[WORKING DATA start]

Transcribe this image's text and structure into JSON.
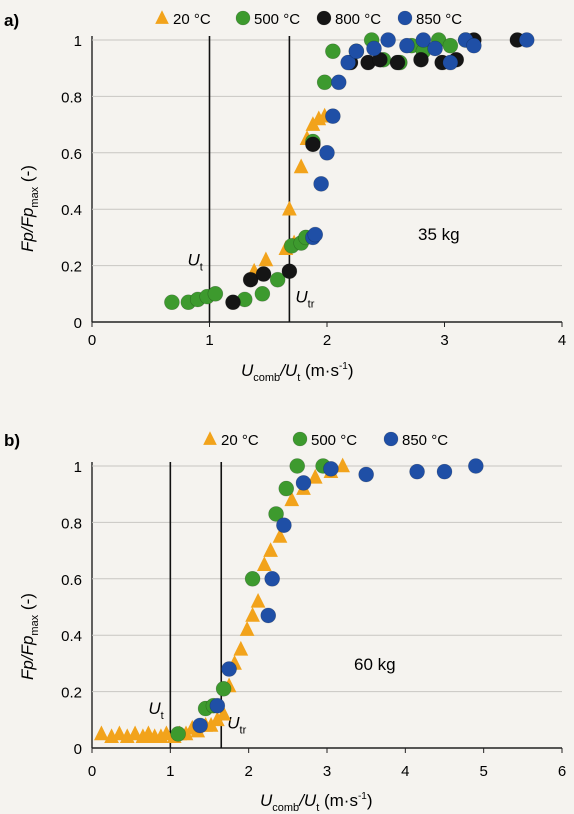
{
  "chart_data": [
    {
      "type": "scatter",
      "panel_label": "a)",
      "annotation": "35 kg",
      "xlabel_main": "U",
      "xlabel_sub": "comb",
      "xlabel_mid": "/U",
      "xlabel_sub2": "t",
      "xlabel_unit": " (m·s",
      "xlabel_exp": "-1",
      "xlabel_close": ")",
      "ylabel_a": "Fp",
      "ylabel_b": "/Fp",
      "ylabel_sub": "max",
      "ylabel_unit": " (-)",
      "xlim": [
        0,
        4
      ],
      "ylim": [
        0,
        1
      ],
      "x_ticks": [
        0,
        1,
        2,
        3,
        4
      ],
      "y_ticks": [
        0,
        0.2,
        0.4,
        0.6,
        0.8,
        1
      ],
      "y_tick_labels": [
        "0",
        "0.2",
        "0.4",
        "0.6",
        "0.8",
        "1"
      ],
      "grid": "horizontal",
      "legend_position": "top",
      "vlines": [
        {
          "x": 1.0,
          "label": "U",
          "sub": "t",
          "label_side": "left",
          "label_y": 0.2
        },
        {
          "x": 1.68,
          "label": "U",
          "sub": "tr",
          "label_side": "right",
          "label_y": 0.07
        }
      ],
      "series": [
        {
          "name": "20 °C",
          "marker": "triangle",
          "color": "#f2a31b",
          "x": [
            1.38,
            1.48,
            1.65,
            1.68,
            1.72,
            1.78,
            1.83,
            1.88,
            1.93,
            1.98
          ],
          "y": [
            0.18,
            0.22,
            0.26,
            0.4,
            0.28,
            0.55,
            0.65,
            0.7,
            0.72,
            0.73
          ]
        },
        {
          "name": "500 °C",
          "marker": "circle",
          "color": "#3d9a2e",
          "x": [
            0.68,
            0.82,
            0.9,
            0.98,
            1.05,
            1.3,
            1.45,
            1.58,
            1.7,
            1.78,
            1.82,
            1.88,
            1.98,
            2.05,
            2.25,
            2.38,
            2.48,
            2.62,
            2.72,
            2.82,
            2.95,
            3.05,
            3.18
          ],
          "y": [
            0.07,
            0.07,
            0.08,
            0.09,
            0.1,
            0.08,
            0.1,
            0.15,
            0.27,
            0.28,
            0.3,
            0.64,
            0.85,
            0.96,
            0.96,
            1.0,
            0.93,
            0.92,
            0.98,
            0.96,
            1.0,
            0.98,
            1.0
          ]
        },
        {
          "name": "800 °C",
          "marker": "circle",
          "color": "#151515",
          "x": [
            1.2,
            1.35,
            1.46,
            1.68,
            1.88,
            2.2,
            2.35,
            2.45,
            2.6,
            2.8,
            2.98,
            3.1,
            3.25,
            3.62
          ],
          "y": [
            0.07,
            0.15,
            0.17,
            0.18,
            0.63,
            0.92,
            0.92,
            0.93,
            0.92,
            0.93,
            0.92,
            0.93,
            1.0,
            1.0
          ]
        },
        {
          "name": "850 °C",
          "marker": "circle",
          "color": "#1f4fa6",
          "x": [
            1.88,
            1.9,
            1.95,
            2.0,
            2.05,
            2.1,
            2.18,
            2.25,
            2.4,
            2.52,
            2.68,
            2.82,
            2.92,
            3.05,
            3.18,
            3.25,
            3.7
          ],
          "y": [
            0.3,
            0.31,
            0.49,
            0.6,
            0.73,
            0.85,
            0.92,
            0.96,
            0.97,
            1.0,
            0.98,
            1.0,
            0.97,
            0.92,
            1.0,
            0.98,
            1.0
          ]
        }
      ]
    },
    {
      "type": "scatter",
      "panel_label": "b)",
      "annotation": "60 kg",
      "xlabel_main": "U",
      "xlabel_sub": "comb",
      "xlabel_mid": "/U",
      "xlabel_sub2": "t",
      "xlabel_unit": " (m·s",
      "xlabel_exp": "-1",
      "xlabel_close": ")",
      "ylabel_a": "Fp",
      "ylabel_b": "/Fp",
      "ylabel_sub": "max",
      "ylabel_unit": " (-)",
      "xlim": [
        0,
        6
      ],
      "ylim": [
        0,
        1
      ],
      "x_ticks": [
        0,
        1,
        2,
        3,
        4,
        5,
        6
      ],
      "y_ticks": [
        0,
        0.2,
        0.4,
        0.6,
        0.8,
        1
      ],
      "y_tick_labels": [
        "0",
        "0.2",
        "0.4",
        "0.6",
        "0.8",
        "1"
      ],
      "grid": "horizontal",
      "legend_position": "top",
      "vlines": [
        {
          "x": 1.0,
          "label": "U",
          "sub": "t",
          "label_side": "left",
          "label_y": 0.12
        },
        {
          "x": 1.65,
          "label": "U",
          "sub": "tr",
          "label_side": "right",
          "label_y": 0.07
        }
      ],
      "series": [
        {
          "name": "20 °C",
          "marker": "triangle",
          "color": "#f2a31b",
          "x": [
            0.12,
            0.25,
            0.35,
            0.45,
            0.55,
            0.65,
            0.72,
            0.8,
            0.88,
            0.95,
            1.05,
            1.12,
            1.2,
            1.28,
            1.35,
            1.45,
            1.52,
            1.6,
            1.68,
            1.75,
            1.82,
            1.9,
            1.98,
            2.05,
            2.12,
            2.2,
            2.28,
            2.4,
            2.55,
            2.7,
            2.85,
            3.05,
            3.2
          ],
          "y": [
            0.05,
            0.04,
            0.05,
            0.04,
            0.05,
            0.04,
            0.05,
            0.04,
            0.04,
            0.05,
            0.04,
            0.05,
            0.05,
            0.07,
            0.06,
            0.08,
            0.08,
            0.1,
            0.12,
            0.22,
            0.3,
            0.35,
            0.42,
            0.47,
            0.52,
            0.65,
            0.7,
            0.75,
            0.88,
            0.92,
            0.96,
            0.98,
            1.0
          ]
        },
        {
          "name": "500 °C",
          "marker": "circle",
          "color": "#3d9a2e",
          "x": [
            1.1,
            1.45,
            1.55,
            1.68,
            2.05,
            2.35,
            2.48,
            2.62,
            2.95
          ],
          "y": [
            0.05,
            0.14,
            0.15,
            0.21,
            0.6,
            0.83,
            0.92,
            1.0,
            1.0
          ]
        },
        {
          "name": "850 °C",
          "marker": "circle",
          "color": "#1f4fa6",
          "x": [
            1.38,
            1.6,
            1.75,
            2.25,
            2.3,
            2.45,
            2.7,
            3.05,
            3.5,
            4.15,
            4.5,
            4.9
          ],
          "y": [
            0.08,
            0.15,
            0.28,
            0.47,
            0.6,
            0.79,
            0.94,
            0.99,
            0.97,
            0.98,
            0.98,
            1.0
          ]
        }
      ]
    }
  ]
}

[WORKING DATA end]

Your copy of the data should match it exactly, except that pictures are left out.

Transcribe this image's text and structure into JSON.
{
  "chart_data": [
    {
      "type": "scatter",
      "panel_label": "a)",
      "annotation": "35 kg",
      "xlabel_main": "U",
      "xlabel_sub": "comb",
      "xlabel_mid": "/U",
      "xlabel_sub2": "t",
      "xlabel_unit": " (m·s",
      "xlabel_exp": "-1",
      "xlabel_close": ")",
      "ylabel_a": "Fp",
      "ylabel_b": "/Fp",
      "ylabel_sub": "max",
      "ylabel_unit": " (-)",
      "xlim": [
        0,
        4
      ],
      "ylim": [
        0,
        1
      ],
      "x_ticks": [
        0,
        1,
        2,
        3,
        4
      ],
      "y_ticks": [
        0,
        0.2,
        0.4,
        0.6,
        0.8,
        1
      ],
      "y_tick_labels": [
        "0",
        "0.2",
        "0.4",
        "0.6",
        "0.8",
        "1"
      ],
      "grid": "horizontal",
      "legend_position": "top",
      "vlines": [
        {
          "x": 1.0,
          "label": "U",
          "sub": "t",
          "label_side": "left",
          "label_y": 0.2
        },
        {
          "x": 1.68,
          "label": "U",
          "sub": "tr",
          "label_side": "right",
          "label_y": 0.07
        }
      ],
      "series": [
        {
          "name": "20 °C",
          "marker": "triangle",
          "color": "#f2a31b",
          "x": [
            1.38,
            1.48,
            1.65,
            1.68,
            1.72,
            1.78,
            1.83,
            1.88,
            1.93,
            1.98
          ],
          "y": [
            0.18,
            0.22,
            0.26,
            0.4,
            0.28,
            0.55,
            0.65,
            0.7,
            0.72,
            0.73
          ]
        },
        {
          "name": "500 °C",
          "marker": "circle",
          "color": "#3d9a2e",
          "x": [
            0.68,
            0.82,
            0.9,
            0.98,
            1.05,
            1.3,
            1.45,
            1.58,
            1.7,
            1.78,
            1.82,
            1.88,
            1.98,
            2.05,
            2.25,
            2.38,
            2.48,
            2.62,
            2.72,
            2.82,
            2.95,
            3.05,
            3.18
          ],
          "y": [
            0.07,
            0.07,
            0.08,
            0.09,
            0.1,
            0.08,
            0.1,
            0.15,
            0.27,
            0.28,
            0.3,
            0.64,
            0.85,
            0.96,
            0.96,
            1.0,
            0.93,
            0.92,
            0.98,
            0.96,
            1.0,
            0.98,
            1.0
          ]
        },
        {
          "name": "800 °C",
          "marker": "circle",
          "color": "#151515",
          "x": [
            1.2,
            1.35,
            1.46,
            1.68,
            1.88,
            2.2,
            2.35,
            2.45,
            2.6,
            2.8,
            2.98,
            3.1,
            3.25,
            3.62
          ],
          "y": [
            0.07,
            0.15,
            0.17,
            0.18,
            0.63,
            0.92,
            0.92,
            0.93,
            0.92,
            0.93,
            0.92,
            0.93,
            1.0,
            1.0
          ]
        },
        {
          "name": "850 °C",
          "marker": "circle",
          "color": "#1f4fa6",
          "x": [
            1.88,
            1.9,
            1.95,
            2.0,
            2.05,
            2.1,
            2.18,
            2.25,
            2.4,
            2.52,
            2.68,
            2.82,
            2.92,
            3.05,
            3.18,
            3.25,
            3.7
          ],
          "y": [
            0.3,
            0.31,
            0.49,
            0.6,
            0.73,
            0.85,
            0.92,
            0.96,
            0.97,
            1.0,
            0.98,
            1.0,
            0.97,
            0.92,
            1.0,
            0.98,
            1.0
          ]
        }
      ]
    },
    {
      "type": "scatter",
      "panel_label": "b)",
      "annotation": "60 kg",
      "xlabel_main": "U",
      "xlabel_sub": "comb",
      "xlabel_mid": "/U",
      "xlabel_sub2": "t",
      "xlabel_unit": " (m·s",
      "xlabel_exp": "-1",
      "xlabel_close": ")",
      "ylabel_a": "Fp",
      "ylabel_b": "/Fp",
      "ylabel_sub": "max",
      "ylabel_unit": " (-)",
      "xlim": [
        0,
        6
      ],
      "ylim": [
        0,
        1
      ],
      "x_ticks": [
        0,
        1,
        2,
        3,
        4,
        5,
        6
      ],
      "y_ticks": [
        0,
        0.2,
        0.4,
        0.6,
        0.8,
        1
      ],
      "y_tick_labels": [
        "0",
        "0.2",
        "0.4",
        "0.6",
        "0.8",
        "1"
      ],
      "grid": "horizontal",
      "legend_position": "top",
      "vlines": [
        {
          "x": 1.0,
          "label": "U",
          "sub": "t",
          "label_side": "left",
          "label_y": 0.12
        },
        {
          "x": 1.65,
          "label": "U",
          "sub": "tr",
          "label_side": "right",
          "label_y": 0.07
        }
      ],
      "series": [
        {
          "name": "20 °C",
          "marker": "triangle",
          "color": "#f2a31b",
          "x": [
            0.12,
            0.25,
            0.35,
            0.45,
            0.55,
            0.65,
            0.72,
            0.8,
            0.88,
            0.95,
            1.05,
            1.12,
            1.2,
            1.28,
            1.35,
            1.45,
            1.52,
            1.6,
            1.68,
            1.75,
            1.82,
            1.9,
            1.98,
            2.05,
            2.12,
            2.2,
            2.28,
            2.4,
            2.55,
            2.7,
            2.85,
            3.05,
            3.2
          ],
          "y": [
            0.05,
            0.04,
            0.05,
            0.04,
            0.05,
            0.04,
            0.05,
            0.04,
            0.04,
            0.05,
            0.04,
            0.05,
            0.05,
            0.07,
            0.06,
            0.08,
            0.08,
            0.1,
            0.12,
            0.22,
            0.3,
            0.35,
            0.42,
            0.47,
            0.52,
            0.65,
            0.7,
            0.75,
            0.88,
            0.92,
            0.96,
            0.98,
            1.0
          ]
        },
        {
          "name": "500 °C",
          "marker": "circle",
          "color": "#3d9a2e",
          "x": [
            1.1,
            1.45,
            1.55,
            1.68,
            2.05,
            2.35,
            2.48,
            2.62,
            2.95
          ],
          "y": [
            0.05,
            0.14,
            0.15,
            0.21,
            0.6,
            0.83,
            0.92,
            1.0,
            1.0
          ]
        },
        {
          "name": "850 °C",
          "marker": "circle",
          "color": "#1f4fa6",
          "x": [
            1.38,
            1.6,
            1.75,
            2.25,
            2.3,
            2.45,
            2.7,
            3.05,
            3.5,
            4.15,
            4.5,
            4.9
          ],
          "y": [
            0.08,
            0.15,
            0.28,
            0.47,
            0.6,
            0.79,
            0.94,
            0.99,
            0.97,
            0.98,
            0.98,
            1.0
          ]
        }
      ]
    }
  ]
}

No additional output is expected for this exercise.